■ Stated problem ■
Identify the lines that contain the string "ALOHA" and copy all of them.

■ Figure collection entries ■
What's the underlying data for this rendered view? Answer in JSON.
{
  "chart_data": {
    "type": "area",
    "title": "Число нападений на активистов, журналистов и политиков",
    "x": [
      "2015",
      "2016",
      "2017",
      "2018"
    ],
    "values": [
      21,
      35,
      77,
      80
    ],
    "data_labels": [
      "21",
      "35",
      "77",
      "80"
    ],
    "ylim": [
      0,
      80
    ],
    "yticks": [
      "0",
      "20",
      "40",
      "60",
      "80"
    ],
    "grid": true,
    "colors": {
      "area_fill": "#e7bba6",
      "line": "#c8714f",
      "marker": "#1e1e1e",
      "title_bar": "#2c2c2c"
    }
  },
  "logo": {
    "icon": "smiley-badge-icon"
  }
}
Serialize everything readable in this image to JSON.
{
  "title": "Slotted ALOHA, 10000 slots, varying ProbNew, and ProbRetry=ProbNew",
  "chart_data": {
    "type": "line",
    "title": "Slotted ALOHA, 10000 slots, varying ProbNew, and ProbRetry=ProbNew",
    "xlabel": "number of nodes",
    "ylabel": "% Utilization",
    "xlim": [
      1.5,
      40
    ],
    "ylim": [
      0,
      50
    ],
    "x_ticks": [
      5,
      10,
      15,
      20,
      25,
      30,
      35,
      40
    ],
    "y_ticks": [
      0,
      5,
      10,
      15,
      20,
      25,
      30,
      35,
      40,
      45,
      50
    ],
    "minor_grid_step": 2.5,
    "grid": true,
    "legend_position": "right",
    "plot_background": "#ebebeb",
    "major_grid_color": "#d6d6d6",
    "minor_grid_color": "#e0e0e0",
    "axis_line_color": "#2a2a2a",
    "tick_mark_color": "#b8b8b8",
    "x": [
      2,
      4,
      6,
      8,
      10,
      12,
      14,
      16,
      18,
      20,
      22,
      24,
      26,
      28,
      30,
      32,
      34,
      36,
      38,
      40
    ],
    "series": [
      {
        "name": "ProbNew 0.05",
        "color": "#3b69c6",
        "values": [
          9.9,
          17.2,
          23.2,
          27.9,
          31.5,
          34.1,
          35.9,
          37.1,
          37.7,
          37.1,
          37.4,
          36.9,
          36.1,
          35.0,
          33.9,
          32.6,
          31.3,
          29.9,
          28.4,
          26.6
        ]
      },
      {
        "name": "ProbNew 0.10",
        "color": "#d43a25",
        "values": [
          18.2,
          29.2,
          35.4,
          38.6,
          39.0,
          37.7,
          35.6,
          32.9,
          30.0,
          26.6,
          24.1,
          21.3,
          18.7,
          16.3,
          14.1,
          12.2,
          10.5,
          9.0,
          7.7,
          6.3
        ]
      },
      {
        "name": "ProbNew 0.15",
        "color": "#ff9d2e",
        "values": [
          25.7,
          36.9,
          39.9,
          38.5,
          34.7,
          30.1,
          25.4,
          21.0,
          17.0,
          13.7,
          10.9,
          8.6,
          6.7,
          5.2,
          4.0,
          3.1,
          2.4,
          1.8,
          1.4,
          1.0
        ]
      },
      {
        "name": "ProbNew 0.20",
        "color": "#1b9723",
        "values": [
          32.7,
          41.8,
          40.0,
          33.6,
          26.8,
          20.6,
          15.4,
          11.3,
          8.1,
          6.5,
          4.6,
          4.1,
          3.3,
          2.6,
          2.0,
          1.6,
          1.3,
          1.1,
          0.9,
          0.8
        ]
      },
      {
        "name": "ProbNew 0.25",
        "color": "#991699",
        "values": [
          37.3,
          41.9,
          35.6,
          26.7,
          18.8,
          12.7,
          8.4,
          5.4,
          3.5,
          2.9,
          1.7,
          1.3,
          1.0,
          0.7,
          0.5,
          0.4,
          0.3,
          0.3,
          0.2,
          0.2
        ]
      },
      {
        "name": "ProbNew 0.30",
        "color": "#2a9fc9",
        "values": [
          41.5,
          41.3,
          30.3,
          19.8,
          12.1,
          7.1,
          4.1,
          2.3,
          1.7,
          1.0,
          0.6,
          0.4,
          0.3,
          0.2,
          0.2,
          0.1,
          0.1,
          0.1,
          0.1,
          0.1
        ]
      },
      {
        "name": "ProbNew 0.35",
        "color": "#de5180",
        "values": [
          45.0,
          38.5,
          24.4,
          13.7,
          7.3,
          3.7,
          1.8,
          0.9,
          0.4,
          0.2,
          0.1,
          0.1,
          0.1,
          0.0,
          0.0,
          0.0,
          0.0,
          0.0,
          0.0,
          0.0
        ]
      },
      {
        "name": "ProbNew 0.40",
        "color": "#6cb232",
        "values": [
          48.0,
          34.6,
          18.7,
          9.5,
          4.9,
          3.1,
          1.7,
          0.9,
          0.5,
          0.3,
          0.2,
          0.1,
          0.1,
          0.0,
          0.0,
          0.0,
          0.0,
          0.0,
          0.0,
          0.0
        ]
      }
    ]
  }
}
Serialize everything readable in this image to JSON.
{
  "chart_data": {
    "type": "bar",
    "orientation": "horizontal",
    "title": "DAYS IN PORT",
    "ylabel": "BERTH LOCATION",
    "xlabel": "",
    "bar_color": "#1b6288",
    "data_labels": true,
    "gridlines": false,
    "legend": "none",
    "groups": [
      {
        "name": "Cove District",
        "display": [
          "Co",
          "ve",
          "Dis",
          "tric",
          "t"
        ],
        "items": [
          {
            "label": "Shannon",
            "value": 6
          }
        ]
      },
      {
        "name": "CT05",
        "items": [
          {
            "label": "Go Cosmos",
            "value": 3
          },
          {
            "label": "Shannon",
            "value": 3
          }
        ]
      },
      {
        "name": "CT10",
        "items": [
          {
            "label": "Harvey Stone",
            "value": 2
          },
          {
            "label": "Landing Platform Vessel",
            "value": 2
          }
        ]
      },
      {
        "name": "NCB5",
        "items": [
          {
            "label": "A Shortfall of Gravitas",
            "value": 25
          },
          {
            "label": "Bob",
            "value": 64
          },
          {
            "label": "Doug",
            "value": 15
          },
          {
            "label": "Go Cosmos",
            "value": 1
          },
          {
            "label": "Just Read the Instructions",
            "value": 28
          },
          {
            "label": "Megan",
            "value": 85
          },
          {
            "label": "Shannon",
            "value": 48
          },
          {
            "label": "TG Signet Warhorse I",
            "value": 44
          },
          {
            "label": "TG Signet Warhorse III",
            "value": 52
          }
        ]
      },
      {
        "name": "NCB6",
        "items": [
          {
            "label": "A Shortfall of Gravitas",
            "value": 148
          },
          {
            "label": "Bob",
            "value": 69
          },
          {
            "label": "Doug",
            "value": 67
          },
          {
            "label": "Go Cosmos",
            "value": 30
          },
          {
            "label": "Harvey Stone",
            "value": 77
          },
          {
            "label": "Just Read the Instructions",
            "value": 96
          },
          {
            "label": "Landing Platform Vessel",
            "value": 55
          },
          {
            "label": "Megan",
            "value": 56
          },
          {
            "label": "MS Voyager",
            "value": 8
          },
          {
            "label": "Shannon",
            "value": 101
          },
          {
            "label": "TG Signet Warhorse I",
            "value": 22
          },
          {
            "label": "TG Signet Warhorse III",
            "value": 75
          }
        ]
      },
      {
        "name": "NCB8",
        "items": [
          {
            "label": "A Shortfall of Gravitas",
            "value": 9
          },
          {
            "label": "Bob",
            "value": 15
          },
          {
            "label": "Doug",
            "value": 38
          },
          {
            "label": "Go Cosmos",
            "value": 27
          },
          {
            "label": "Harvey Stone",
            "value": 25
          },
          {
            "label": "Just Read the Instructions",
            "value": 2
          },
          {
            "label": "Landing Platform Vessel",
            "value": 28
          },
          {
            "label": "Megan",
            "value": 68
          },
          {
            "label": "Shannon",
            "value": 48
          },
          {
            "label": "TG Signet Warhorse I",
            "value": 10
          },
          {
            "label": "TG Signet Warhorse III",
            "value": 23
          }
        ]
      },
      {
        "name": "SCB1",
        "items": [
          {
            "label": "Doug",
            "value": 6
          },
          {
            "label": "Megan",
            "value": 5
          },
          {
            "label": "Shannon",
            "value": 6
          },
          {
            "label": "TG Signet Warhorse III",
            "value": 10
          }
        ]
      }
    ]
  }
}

■ Finished exercise ■
  "title": "Slotted ALOHA, 10000 slots, varying ProbNew, and ProbRetry=ProbNew",
    "title": "Slotted ALOHA, 10000 slots, varying ProbNew, and ProbRetry=ProbNew",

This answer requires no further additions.